### SHORT TASK:
Within the material below, find each line bearing the word "Modelos" and present it.

(Excerpt from a dataset)
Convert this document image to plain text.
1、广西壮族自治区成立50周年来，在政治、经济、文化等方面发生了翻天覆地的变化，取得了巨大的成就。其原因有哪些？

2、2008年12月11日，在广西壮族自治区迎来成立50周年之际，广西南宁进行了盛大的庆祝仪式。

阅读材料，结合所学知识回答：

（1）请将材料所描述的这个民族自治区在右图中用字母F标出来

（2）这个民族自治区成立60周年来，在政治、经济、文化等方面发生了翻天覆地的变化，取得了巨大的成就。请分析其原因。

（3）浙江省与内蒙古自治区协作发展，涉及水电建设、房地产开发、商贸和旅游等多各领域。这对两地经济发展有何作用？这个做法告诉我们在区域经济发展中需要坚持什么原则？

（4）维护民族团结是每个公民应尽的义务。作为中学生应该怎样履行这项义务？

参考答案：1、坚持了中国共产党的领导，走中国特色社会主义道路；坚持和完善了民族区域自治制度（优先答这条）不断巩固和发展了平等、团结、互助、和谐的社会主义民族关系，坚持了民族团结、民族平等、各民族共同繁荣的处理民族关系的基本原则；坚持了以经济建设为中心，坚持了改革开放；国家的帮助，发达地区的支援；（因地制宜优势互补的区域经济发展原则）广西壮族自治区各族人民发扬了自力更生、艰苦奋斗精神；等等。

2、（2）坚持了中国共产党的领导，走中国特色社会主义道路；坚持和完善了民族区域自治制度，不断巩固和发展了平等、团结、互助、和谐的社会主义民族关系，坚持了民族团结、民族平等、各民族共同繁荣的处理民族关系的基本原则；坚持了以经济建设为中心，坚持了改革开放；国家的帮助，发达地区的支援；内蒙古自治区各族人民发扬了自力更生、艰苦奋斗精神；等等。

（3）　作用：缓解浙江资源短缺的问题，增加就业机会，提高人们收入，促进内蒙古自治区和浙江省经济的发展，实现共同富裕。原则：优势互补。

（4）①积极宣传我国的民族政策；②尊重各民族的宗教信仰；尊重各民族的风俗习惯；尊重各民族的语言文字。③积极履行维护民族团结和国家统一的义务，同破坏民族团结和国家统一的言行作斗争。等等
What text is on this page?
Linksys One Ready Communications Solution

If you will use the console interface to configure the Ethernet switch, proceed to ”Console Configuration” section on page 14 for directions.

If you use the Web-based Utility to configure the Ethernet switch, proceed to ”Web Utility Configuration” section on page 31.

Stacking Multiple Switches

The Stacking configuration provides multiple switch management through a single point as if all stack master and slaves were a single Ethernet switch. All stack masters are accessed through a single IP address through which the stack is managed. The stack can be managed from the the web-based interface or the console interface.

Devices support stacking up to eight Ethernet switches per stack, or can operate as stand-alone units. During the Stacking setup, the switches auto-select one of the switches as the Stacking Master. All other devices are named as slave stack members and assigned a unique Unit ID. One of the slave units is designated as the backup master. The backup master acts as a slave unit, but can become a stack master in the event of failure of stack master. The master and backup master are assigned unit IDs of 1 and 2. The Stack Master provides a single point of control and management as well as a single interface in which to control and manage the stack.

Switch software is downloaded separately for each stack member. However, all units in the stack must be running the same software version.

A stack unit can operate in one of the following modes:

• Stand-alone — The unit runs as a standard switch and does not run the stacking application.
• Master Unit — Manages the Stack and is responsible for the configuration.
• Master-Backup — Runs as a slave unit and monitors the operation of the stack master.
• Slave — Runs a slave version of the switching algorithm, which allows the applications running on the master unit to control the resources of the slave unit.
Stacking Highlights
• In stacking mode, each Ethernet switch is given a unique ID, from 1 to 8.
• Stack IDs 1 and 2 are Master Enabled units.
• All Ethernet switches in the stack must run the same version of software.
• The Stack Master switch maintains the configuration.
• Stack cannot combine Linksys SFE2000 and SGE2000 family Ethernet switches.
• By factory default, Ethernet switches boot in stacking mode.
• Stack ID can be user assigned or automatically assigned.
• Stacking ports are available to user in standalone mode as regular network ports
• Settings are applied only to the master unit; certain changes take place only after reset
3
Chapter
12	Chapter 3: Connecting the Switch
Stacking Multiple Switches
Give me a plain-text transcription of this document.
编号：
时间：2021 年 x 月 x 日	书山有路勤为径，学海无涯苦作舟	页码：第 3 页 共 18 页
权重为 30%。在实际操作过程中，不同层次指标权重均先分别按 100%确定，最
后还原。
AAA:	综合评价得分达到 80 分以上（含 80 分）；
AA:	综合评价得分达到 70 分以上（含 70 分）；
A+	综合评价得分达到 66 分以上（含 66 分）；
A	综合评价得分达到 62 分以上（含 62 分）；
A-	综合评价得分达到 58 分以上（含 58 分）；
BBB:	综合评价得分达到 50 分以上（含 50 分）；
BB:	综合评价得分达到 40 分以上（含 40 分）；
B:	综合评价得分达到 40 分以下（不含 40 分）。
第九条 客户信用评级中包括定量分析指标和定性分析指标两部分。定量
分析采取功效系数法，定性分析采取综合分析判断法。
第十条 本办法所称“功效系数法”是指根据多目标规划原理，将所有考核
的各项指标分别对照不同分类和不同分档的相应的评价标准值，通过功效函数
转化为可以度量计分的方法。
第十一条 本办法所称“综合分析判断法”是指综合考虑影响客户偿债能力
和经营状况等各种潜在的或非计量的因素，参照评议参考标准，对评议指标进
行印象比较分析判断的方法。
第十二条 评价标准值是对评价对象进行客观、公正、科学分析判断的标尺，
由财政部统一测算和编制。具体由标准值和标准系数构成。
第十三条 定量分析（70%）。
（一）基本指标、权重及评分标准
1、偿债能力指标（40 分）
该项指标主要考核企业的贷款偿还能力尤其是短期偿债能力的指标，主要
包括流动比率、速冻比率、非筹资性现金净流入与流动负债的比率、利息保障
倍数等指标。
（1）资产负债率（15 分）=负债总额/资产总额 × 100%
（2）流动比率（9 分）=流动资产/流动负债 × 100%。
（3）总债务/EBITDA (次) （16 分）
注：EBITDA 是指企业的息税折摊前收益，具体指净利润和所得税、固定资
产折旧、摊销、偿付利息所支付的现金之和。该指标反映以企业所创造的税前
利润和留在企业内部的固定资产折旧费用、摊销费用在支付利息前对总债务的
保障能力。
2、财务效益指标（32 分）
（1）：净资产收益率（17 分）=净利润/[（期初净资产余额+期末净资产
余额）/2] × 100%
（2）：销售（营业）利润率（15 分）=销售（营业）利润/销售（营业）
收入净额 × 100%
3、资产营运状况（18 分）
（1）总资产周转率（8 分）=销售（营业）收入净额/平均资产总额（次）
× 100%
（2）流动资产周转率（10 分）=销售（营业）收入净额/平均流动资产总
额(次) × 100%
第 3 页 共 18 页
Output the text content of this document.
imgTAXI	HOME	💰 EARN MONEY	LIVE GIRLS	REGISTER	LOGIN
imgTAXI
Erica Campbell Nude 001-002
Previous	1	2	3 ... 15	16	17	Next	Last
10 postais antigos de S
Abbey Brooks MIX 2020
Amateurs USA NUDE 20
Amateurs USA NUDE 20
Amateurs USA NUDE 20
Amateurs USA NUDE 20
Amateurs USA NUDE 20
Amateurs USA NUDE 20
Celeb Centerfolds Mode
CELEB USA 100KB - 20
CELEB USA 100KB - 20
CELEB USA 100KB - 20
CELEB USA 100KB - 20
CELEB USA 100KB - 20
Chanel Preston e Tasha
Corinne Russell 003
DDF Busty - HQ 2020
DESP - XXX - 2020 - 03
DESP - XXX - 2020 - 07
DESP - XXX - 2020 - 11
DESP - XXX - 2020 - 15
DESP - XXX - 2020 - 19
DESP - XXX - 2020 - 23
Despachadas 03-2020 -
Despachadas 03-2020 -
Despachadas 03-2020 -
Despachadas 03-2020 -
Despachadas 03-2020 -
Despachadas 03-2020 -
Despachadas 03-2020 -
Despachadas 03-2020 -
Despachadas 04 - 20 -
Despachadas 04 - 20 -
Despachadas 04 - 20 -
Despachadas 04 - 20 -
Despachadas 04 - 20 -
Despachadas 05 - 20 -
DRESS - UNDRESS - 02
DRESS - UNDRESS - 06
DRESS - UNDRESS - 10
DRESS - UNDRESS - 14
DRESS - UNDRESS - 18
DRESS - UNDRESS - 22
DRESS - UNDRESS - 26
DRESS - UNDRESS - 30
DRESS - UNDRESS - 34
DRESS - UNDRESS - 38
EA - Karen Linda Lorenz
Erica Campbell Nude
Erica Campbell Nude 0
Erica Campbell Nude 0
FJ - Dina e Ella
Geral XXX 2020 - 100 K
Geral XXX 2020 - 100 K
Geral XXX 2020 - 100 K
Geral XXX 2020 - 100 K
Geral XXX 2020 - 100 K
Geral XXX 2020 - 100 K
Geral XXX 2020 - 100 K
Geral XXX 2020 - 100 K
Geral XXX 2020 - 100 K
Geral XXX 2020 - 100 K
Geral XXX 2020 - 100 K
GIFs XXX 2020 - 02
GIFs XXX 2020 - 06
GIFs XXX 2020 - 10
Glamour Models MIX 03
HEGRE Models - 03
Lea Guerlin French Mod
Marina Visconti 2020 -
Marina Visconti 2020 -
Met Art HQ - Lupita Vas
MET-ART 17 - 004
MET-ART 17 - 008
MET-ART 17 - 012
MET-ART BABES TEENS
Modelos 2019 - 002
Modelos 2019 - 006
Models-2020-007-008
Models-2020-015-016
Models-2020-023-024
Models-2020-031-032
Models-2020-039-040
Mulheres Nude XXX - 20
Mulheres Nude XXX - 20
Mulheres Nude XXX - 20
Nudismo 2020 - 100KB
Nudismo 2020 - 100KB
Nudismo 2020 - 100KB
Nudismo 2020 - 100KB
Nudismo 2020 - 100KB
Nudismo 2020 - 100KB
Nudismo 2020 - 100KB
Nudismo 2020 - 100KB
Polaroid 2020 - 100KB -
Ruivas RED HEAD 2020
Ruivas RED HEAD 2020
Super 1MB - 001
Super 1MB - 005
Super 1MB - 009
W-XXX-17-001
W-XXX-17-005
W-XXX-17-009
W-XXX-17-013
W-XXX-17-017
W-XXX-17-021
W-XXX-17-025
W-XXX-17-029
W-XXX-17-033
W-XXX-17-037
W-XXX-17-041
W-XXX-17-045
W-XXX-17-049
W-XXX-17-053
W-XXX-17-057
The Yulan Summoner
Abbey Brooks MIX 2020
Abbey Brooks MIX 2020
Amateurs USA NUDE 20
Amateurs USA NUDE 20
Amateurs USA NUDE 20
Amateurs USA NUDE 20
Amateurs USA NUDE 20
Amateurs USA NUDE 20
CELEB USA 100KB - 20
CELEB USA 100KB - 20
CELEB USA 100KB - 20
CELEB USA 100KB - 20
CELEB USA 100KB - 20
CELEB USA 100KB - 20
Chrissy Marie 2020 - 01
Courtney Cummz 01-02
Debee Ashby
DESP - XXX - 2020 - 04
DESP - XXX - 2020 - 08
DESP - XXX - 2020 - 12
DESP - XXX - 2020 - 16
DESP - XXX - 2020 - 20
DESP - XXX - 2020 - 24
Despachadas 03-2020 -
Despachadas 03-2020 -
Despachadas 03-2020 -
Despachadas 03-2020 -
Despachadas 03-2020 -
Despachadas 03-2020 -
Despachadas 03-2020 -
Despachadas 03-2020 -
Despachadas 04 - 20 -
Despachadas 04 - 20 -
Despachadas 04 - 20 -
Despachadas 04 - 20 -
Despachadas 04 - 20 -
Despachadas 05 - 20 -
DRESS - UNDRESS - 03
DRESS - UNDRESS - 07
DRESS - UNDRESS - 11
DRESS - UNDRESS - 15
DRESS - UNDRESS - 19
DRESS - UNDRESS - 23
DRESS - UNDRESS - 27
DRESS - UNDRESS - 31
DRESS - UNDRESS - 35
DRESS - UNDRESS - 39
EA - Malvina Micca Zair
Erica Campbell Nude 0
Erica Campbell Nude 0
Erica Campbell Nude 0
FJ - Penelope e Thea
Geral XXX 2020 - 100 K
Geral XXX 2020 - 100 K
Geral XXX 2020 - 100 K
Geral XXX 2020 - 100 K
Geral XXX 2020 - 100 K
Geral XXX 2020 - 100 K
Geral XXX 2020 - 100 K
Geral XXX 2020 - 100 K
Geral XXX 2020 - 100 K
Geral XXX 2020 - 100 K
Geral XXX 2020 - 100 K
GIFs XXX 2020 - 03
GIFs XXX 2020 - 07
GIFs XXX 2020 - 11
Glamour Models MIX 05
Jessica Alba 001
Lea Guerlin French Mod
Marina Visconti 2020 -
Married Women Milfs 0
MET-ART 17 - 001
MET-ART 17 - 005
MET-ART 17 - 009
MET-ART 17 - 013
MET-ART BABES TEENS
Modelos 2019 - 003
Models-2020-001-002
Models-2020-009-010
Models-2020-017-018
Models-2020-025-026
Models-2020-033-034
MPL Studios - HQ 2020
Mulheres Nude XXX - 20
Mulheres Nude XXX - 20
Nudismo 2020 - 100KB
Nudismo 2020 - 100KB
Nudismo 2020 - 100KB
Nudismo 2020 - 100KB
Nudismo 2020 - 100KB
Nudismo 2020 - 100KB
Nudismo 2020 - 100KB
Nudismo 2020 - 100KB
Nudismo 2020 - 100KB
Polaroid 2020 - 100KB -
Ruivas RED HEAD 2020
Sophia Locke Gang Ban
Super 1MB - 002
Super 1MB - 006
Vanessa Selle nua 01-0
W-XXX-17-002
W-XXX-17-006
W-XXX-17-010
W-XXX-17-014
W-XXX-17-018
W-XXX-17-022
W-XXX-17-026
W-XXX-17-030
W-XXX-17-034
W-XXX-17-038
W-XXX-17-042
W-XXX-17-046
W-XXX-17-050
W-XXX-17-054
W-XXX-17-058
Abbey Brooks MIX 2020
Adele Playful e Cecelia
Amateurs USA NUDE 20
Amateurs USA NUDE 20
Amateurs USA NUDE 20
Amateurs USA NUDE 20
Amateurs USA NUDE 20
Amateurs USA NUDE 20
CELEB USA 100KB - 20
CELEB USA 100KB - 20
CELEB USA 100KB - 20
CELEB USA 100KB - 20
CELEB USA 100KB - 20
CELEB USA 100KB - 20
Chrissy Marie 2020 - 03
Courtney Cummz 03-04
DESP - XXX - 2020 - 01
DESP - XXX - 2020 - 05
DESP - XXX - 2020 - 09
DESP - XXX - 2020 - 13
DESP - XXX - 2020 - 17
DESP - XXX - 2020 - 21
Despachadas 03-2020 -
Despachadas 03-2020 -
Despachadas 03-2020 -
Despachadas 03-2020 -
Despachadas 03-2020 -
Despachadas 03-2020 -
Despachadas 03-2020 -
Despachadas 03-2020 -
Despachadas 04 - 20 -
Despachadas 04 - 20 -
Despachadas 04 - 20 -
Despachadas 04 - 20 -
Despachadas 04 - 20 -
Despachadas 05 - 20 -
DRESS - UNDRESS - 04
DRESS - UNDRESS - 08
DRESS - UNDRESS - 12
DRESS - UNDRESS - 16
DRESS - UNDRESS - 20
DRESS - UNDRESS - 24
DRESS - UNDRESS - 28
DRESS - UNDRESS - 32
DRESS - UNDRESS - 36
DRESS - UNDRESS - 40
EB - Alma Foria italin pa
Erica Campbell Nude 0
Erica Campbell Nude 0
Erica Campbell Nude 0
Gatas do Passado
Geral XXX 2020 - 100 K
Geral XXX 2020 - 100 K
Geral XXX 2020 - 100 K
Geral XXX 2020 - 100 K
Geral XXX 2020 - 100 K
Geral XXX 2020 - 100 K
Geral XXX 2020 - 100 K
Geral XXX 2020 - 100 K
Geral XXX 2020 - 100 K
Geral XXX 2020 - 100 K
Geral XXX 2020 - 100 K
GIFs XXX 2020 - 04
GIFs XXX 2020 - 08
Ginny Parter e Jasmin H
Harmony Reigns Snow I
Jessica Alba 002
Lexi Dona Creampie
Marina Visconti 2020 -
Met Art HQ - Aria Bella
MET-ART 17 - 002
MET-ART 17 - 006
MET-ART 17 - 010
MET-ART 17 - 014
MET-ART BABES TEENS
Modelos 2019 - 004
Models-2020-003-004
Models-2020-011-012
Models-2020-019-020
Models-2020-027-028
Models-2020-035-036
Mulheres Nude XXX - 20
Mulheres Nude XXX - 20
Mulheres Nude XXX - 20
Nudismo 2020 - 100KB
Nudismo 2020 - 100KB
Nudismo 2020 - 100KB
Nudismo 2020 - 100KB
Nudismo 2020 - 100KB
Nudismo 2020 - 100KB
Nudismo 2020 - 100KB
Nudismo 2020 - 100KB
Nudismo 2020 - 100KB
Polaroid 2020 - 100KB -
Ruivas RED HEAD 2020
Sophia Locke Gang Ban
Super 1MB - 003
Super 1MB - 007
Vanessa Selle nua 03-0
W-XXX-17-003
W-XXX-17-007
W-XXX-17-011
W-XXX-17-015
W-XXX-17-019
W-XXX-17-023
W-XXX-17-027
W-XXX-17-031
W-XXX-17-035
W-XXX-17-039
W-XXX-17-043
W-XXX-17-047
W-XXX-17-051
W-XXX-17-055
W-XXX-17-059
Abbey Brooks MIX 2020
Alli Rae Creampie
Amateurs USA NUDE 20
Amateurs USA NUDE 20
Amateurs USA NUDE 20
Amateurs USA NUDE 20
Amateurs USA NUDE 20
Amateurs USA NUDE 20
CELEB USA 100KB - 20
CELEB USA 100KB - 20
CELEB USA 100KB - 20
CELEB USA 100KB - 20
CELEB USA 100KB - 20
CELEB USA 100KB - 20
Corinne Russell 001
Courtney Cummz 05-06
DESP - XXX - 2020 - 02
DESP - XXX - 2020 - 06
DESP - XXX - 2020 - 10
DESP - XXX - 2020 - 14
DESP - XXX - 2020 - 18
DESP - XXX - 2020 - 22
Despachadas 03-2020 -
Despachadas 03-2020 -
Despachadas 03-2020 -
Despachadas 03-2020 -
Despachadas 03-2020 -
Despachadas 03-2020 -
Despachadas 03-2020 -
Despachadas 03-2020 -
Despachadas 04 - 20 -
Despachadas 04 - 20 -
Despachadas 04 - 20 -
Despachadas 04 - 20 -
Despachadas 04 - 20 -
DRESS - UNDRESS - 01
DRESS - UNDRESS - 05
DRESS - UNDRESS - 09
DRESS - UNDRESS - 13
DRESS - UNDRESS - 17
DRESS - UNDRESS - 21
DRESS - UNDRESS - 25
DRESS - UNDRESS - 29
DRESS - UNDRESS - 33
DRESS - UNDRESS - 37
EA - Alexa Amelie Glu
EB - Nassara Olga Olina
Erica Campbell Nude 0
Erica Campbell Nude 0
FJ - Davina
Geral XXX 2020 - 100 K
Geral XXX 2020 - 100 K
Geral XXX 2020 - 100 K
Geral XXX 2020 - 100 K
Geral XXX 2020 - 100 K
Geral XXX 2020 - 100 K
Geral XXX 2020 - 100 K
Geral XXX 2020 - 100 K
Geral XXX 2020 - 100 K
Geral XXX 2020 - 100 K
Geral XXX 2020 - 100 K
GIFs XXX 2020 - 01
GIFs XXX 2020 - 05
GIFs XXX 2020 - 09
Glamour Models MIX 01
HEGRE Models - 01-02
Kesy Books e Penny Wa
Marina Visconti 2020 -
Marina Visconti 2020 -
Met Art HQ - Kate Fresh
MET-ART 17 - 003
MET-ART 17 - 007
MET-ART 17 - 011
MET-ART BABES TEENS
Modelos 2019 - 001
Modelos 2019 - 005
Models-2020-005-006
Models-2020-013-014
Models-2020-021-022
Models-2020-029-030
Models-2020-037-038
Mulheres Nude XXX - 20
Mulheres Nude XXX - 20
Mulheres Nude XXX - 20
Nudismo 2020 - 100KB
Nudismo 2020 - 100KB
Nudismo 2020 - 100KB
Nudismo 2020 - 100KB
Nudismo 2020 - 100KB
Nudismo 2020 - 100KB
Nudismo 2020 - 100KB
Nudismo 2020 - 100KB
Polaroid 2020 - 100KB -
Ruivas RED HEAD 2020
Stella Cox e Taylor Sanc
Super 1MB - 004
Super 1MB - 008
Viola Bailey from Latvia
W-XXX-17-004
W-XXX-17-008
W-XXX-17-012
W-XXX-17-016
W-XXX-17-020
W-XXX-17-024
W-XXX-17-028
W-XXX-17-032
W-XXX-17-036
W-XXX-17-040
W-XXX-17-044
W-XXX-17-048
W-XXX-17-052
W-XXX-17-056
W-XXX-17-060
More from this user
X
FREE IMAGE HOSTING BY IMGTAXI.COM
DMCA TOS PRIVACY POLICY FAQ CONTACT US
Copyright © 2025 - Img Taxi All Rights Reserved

### TASK ANSWER:
Modelos 2019 - 002
Modelos 2019 - 006
Modelos 2019 - 003
Modelos 2019 - 004
Modelos 2019 - 001
Modelos 2019 - 005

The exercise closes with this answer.